Exercise aim
Copy the records below exactly as they are written.

Figure record extracts:
#####
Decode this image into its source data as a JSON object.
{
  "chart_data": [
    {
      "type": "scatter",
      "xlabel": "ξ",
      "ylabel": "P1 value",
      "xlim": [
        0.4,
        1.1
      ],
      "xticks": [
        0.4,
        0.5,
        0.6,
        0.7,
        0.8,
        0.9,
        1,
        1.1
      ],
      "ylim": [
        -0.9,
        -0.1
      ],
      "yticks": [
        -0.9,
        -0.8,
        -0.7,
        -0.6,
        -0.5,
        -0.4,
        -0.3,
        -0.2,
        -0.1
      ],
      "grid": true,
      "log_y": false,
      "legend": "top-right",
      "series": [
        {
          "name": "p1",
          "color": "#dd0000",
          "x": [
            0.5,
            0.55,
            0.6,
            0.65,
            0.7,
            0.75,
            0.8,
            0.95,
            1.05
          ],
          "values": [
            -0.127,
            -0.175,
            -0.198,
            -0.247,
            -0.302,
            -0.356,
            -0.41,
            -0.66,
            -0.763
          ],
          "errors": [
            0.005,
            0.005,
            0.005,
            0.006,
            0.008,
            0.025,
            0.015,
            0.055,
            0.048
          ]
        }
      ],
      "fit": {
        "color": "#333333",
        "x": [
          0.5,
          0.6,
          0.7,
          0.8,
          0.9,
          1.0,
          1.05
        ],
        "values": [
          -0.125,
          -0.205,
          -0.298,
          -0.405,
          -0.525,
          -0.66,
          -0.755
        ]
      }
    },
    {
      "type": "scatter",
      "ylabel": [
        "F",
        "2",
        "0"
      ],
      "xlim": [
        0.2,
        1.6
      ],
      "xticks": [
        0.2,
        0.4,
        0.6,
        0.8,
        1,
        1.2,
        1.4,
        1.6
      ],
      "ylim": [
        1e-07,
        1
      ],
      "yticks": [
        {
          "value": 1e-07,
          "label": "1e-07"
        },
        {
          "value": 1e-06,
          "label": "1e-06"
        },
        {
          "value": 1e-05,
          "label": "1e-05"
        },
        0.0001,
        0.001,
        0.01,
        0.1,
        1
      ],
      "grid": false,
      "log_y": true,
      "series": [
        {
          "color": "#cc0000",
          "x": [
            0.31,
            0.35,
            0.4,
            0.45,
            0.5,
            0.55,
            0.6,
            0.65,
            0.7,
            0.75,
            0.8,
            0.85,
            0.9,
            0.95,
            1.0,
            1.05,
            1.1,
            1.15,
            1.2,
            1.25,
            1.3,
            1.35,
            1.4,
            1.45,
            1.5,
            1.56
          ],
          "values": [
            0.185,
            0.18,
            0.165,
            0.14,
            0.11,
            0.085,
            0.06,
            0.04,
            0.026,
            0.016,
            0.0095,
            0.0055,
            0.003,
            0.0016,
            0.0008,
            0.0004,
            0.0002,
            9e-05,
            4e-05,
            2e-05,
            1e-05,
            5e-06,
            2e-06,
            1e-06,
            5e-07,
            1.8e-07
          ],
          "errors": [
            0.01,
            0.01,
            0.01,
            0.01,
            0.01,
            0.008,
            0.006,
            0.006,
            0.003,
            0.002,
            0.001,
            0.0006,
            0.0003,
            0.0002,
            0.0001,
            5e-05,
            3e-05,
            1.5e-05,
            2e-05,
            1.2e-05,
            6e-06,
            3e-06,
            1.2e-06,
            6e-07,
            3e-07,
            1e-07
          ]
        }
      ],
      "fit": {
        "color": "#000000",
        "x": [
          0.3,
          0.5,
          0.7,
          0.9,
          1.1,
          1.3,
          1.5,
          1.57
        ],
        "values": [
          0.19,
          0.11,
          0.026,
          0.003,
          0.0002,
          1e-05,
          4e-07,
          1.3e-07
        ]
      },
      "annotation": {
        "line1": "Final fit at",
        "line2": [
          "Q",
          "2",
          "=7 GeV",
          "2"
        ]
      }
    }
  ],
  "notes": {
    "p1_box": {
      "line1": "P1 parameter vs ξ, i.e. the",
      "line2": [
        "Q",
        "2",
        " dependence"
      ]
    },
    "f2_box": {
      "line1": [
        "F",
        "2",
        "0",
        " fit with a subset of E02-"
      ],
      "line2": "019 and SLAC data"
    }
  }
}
#####
Exercise solution
Decode this image into its source data as a JSON object.
{
  "chart_data": [
    {
      "type": "scatter",
      "xlabel": "ξ",
      "ylabel": "P1 value",
      "xlim": [
        0.4,
        1.1
      ],
      "xticks": [
        0.4,
        0.5,
        0.6,
        0.7,
        0.8,
        0.9,
        1,
        1.1
      ],
      "ylim": [
        -0.9,
        -0.1
      ],
      "yticks": [
        -0.9,
        -0.8,
        -0.7,
        -0.6,
        -0.5,
        -0.4,
        -0.3,
        -0.2,
        -0.1
      ],
      "grid": true,
      "log_y": false,
      "legend": "top-right",
      "series": [
        {
          "name": "p1",
          "color": "#dd0000",
          "x": [
            0.5,
            0.55,
            0.6,
            0.65,
            0.7,
            0.75,
            0.8,
            0.95,
            1.05
          ],
          "values": [
            -0.127,
            -0.175,
            -0.198,
            -0.247,
            -0.302,
            -0.356,
            -0.41,
            -0.66,
            -0.763
          ],
          "errors": [
            0.005,
            0.005,
            0.005,
            0.006,
            0.008,
            0.025,
            0.015,
            0.055,
            0.048
          ]
        }
      ],
      "fit": {
        "color": "#333333",
        "x": [
          0.5,
          0.6,
          0.7,
          0.8,
          0.9,
          1.0,
          1.05
        ],
        "values": [
          -0.125,
          -0.205,
          -0.298,
          -0.405,
          -0.525,
          -0.66,
          -0.755
        ]
      }
    },
    {
      "type": "scatter",
      "ylabel": [
        "F",
        "2",
        "0"
      ],
      "xlim": [
        0.2,
        1.6
      ],
      "xticks": [
        0.2,
        0.4,
        0.6,
        0.8,
        1,
        1.2,
        1.4,
        1.6
      ],
      "ylim": [
        1e-07,
        1
      ],
      "yticks": [
        {
          "value": 1e-07,
          "label": "1e-07"
        },
        {
          "value": 1e-06,
          "label": "1e-06"
        },
        {
          "value": 1e-05,
          "label": "1e-05"
        },
        0.0001,
        0.001,
        0.01,
        0.1,
        1
      ],
      "grid": false,
      "log_y": true,
      "series": [
        {
          "color": "#cc0000",
          "x": [
            0.31,
            0.35,
            0.4,
            0.45,
            0.5,
            0.55,
            0.6,
            0.65,
            0.7,
            0.75,
            0.8,
            0.85,
            0.9,
            0.95,
            1.0,
            1.05,
            1.1,
            1.15,
            1.2,
            1.25,
            1.3,
            1.35,
            1.4,
            1.45,
            1.5,
            1.56
          ],
          "values": [
            0.185,
            0.18,
            0.165,
            0.14,
            0.11,
            0.085,
            0.06,
            0.04,
            0.026,
            0.016,
            0.0095,
            0.0055,
            0.003,
            0.0016,
            0.0008,
            0.0004,
            0.0002,
            9e-05,
            4e-05,
            2e-05,
            1e-05,
            5e-06,
            2e-06,
            1e-06,
            5e-07,
            1.8e-07
          ],
          "errors": [
            0.01,
            0.01,
            0.01,
            0.01,
            0.01,
            0.008,
            0.006,
            0.006,
            0.003,
            0.002,
            0.001,
            0.0006,
            0.0003,
            0.0002,
            0.0001,
            5e-05,
            3e-05,
            1.5e-05,
            2e-05,
            1.2e-05,
            6e-06,
            3e-06,
            1.2e-06,
            6e-07,
            3e-07,
            1e-07
          ]
        }
      ],
      "fit": {
        "color": "#000000",
        "x": [
          0.3,
          0.5,
          0.7,
          0.9,
          1.1,
          1.3,
          1.5,
          1.57
        ],
        "values": [
          0.19,
          0.11,
          0.026,
          0.003,
          0.0002,
          1e-05,
          4e-07,
          1.3e-07
        ]
      },
      "annotation": {
        "line1": "Final fit at",
        "line2": [
          "Q",
          "2",
          "=7 GeV",
          "2"
        ]
      }
    }
  ],
  "notes": {
    "p1_box": {
      "line1": "P1 parameter vs ξ, i.e. the",
      "line2": [
        "Q",
        "2",
        " dependence"
      ]
    },
    "f2_box": {
      "line1": [
        "F",
        "2",
        "0",
        " fit with a subset of E02-"
      ],
      "line2": "019 and SLAC data"
    }
  }
}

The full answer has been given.